▶ [DO THIS]: List all the lines in these records that hold "terms".

Collected data:
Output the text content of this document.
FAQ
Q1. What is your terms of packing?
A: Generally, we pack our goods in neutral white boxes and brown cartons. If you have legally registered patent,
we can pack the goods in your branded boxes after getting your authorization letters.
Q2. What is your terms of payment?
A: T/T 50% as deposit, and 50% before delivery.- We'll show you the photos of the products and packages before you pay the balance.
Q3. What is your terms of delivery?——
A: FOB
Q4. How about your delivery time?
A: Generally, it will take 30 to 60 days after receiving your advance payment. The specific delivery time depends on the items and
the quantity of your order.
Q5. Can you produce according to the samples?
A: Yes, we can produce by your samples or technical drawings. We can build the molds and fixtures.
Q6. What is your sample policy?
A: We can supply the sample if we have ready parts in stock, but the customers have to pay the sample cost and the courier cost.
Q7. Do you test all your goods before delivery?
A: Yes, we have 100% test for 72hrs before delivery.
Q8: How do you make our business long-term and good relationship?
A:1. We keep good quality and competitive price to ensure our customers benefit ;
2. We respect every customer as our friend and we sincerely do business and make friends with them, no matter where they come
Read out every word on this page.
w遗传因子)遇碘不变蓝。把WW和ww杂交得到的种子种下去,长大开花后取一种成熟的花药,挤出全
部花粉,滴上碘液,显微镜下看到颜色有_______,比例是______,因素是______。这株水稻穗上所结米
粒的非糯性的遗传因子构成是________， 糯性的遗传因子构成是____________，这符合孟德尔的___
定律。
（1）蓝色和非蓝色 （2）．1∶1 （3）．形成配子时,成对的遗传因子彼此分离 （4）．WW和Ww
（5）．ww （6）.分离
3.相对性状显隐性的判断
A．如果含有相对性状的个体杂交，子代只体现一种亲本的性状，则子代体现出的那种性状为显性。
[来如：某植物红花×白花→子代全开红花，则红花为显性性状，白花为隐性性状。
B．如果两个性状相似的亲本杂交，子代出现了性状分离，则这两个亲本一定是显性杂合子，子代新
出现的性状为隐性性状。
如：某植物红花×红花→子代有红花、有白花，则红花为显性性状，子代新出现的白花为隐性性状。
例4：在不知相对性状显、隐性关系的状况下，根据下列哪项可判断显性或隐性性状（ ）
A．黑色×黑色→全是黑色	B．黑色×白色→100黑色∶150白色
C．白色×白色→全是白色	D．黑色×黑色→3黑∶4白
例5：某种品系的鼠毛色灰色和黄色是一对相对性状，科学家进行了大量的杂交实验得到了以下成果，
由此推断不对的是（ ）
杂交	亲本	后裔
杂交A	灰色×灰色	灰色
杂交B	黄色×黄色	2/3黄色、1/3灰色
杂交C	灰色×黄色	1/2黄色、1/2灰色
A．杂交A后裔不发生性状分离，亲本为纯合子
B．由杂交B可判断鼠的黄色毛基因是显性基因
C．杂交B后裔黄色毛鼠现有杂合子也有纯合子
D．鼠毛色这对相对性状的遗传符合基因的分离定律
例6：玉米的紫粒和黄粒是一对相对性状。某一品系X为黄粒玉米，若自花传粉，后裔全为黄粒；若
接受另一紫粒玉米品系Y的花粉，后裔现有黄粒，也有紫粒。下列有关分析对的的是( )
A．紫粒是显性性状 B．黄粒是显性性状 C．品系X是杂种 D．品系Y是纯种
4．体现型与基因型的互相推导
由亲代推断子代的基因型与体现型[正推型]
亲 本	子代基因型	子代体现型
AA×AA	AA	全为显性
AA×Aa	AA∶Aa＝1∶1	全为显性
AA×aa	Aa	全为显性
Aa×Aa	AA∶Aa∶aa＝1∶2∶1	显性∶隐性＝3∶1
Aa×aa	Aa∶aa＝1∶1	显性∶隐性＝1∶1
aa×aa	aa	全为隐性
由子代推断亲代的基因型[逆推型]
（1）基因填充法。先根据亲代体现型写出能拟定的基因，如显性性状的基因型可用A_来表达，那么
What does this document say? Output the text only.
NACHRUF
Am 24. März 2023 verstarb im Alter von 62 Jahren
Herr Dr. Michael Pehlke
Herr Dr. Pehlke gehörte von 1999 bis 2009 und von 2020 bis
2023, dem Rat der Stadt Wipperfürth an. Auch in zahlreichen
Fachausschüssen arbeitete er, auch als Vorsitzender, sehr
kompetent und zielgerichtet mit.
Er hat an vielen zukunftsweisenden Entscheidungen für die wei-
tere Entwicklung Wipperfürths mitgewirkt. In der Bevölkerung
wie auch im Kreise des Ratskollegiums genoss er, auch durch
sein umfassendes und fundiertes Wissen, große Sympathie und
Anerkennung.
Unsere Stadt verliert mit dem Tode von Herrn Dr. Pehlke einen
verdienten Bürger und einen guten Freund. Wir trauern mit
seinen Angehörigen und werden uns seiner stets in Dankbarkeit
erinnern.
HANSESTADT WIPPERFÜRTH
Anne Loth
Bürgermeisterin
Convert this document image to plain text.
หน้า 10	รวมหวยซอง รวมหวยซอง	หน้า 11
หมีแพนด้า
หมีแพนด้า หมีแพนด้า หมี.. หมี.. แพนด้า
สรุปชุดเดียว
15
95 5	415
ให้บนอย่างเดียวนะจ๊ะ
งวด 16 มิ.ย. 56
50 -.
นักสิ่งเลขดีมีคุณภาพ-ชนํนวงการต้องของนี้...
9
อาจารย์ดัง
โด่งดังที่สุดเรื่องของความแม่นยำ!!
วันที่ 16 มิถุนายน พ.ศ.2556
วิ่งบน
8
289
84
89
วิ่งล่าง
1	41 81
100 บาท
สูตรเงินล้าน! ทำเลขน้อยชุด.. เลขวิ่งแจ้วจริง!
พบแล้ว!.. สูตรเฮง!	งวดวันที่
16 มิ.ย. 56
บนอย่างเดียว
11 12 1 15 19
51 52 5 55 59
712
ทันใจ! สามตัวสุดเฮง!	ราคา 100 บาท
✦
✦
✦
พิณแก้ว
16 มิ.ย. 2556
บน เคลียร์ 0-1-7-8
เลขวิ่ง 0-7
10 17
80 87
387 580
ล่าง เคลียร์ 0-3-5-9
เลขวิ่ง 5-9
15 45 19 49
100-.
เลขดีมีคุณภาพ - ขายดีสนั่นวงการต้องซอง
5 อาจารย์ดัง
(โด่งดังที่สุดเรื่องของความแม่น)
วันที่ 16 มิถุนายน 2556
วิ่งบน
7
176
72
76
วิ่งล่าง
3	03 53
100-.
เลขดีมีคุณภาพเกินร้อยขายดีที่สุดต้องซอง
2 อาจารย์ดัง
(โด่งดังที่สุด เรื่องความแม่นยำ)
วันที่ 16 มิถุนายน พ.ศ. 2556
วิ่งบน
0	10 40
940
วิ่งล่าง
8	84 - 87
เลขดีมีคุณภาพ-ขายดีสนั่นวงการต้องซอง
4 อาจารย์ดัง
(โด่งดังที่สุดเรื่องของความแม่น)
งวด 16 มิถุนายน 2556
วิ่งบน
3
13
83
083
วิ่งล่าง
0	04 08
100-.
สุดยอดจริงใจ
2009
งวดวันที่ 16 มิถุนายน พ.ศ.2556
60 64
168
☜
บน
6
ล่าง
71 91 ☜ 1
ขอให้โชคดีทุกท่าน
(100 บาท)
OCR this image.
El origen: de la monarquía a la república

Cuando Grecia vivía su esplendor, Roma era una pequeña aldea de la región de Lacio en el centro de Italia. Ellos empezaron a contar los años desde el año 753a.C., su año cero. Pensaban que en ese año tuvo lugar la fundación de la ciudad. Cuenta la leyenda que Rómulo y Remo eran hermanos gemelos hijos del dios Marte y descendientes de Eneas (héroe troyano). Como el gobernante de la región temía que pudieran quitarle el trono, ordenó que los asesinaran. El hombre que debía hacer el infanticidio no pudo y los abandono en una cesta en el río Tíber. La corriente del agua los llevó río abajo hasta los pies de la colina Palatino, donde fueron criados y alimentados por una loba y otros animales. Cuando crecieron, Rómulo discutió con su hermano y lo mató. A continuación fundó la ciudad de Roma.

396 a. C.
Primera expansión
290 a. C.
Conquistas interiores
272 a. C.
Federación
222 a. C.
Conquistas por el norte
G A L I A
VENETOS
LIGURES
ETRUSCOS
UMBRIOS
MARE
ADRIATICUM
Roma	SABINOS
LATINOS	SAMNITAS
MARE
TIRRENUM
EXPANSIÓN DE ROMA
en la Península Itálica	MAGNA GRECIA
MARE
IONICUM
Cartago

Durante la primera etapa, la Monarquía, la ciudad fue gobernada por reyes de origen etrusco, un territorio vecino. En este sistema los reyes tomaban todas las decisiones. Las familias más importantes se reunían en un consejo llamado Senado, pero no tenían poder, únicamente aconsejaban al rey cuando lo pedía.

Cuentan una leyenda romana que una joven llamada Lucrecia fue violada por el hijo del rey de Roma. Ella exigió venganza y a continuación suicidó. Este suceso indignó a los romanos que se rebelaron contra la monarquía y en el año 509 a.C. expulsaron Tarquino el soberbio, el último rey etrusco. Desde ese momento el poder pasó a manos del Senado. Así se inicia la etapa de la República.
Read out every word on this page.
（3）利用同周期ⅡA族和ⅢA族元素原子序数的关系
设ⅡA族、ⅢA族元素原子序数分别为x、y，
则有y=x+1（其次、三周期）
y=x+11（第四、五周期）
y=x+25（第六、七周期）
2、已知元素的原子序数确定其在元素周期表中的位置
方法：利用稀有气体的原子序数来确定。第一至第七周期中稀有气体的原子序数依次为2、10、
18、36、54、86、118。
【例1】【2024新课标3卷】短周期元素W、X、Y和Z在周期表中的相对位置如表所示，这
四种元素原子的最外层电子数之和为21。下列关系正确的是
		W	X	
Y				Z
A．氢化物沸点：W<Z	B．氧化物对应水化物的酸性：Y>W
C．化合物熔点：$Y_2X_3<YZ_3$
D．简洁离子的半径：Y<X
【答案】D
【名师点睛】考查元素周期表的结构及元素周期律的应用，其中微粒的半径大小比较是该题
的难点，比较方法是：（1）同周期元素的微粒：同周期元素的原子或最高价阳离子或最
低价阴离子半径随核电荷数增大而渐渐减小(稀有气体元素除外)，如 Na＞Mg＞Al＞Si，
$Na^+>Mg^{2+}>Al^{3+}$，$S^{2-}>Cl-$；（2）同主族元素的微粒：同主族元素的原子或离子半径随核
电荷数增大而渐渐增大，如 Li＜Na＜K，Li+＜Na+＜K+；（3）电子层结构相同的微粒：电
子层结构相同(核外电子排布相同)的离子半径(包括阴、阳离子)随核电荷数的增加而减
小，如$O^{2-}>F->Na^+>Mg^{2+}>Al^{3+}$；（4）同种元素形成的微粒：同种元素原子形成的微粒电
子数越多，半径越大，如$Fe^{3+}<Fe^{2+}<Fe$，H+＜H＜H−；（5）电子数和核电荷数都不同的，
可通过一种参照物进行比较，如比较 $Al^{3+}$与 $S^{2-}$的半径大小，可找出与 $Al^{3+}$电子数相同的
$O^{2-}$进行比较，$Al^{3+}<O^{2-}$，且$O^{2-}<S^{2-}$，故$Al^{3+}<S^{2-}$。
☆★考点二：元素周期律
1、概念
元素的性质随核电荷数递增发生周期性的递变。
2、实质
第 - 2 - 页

▶ [REPLY TO THE EXERCISE]:
Q1. What is your terms of packing?
Q2. What is your terms of payment?
Q3. What is your terms of delivery?——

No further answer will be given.